*Görev tanımı*. Verilerin başından “page-title: Add Network (40, 121, 343, 175)” ifadesinin geçtiği satıra kadar, iki uç da dahil olmak üzere, satırları hiçbir değişiklik yapmadan aynen aktarın.

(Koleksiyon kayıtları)

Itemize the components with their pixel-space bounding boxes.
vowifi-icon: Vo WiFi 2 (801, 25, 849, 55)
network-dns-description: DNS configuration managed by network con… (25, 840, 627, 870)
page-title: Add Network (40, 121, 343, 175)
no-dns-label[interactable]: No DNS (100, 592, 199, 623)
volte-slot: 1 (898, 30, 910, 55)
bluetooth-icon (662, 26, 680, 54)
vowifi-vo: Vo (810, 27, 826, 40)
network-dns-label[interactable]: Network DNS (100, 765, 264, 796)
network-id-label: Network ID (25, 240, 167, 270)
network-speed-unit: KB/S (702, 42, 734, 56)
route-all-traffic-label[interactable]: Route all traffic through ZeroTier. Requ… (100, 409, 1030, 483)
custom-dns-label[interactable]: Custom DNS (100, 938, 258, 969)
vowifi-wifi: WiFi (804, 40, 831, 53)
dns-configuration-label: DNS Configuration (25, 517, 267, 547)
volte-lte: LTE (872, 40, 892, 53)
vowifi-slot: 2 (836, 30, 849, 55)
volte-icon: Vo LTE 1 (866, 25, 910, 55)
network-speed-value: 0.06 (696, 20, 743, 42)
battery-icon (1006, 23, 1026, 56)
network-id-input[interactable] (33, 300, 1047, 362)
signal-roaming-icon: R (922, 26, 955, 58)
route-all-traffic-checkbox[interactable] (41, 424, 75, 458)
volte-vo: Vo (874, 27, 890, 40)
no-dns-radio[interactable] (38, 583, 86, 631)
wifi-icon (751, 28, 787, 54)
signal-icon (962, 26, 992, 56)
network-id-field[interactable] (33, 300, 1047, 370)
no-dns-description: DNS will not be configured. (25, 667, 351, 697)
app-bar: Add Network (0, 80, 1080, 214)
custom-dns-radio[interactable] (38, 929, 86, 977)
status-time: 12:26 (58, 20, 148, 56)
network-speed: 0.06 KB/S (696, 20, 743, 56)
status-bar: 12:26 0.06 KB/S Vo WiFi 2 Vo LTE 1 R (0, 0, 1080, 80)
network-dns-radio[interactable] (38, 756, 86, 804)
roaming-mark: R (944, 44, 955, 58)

*Alıştırmanın sonucu*.
Itemize the components with their pixel-space bounding boxes.
vowifi-icon: Vo WiFi 2 (801, 25, 849, 55)
network-dns-description: DNS configuration managed by network con… (25, 840, 627, 870)
page-title: Add Network (40, 121, 343, 175)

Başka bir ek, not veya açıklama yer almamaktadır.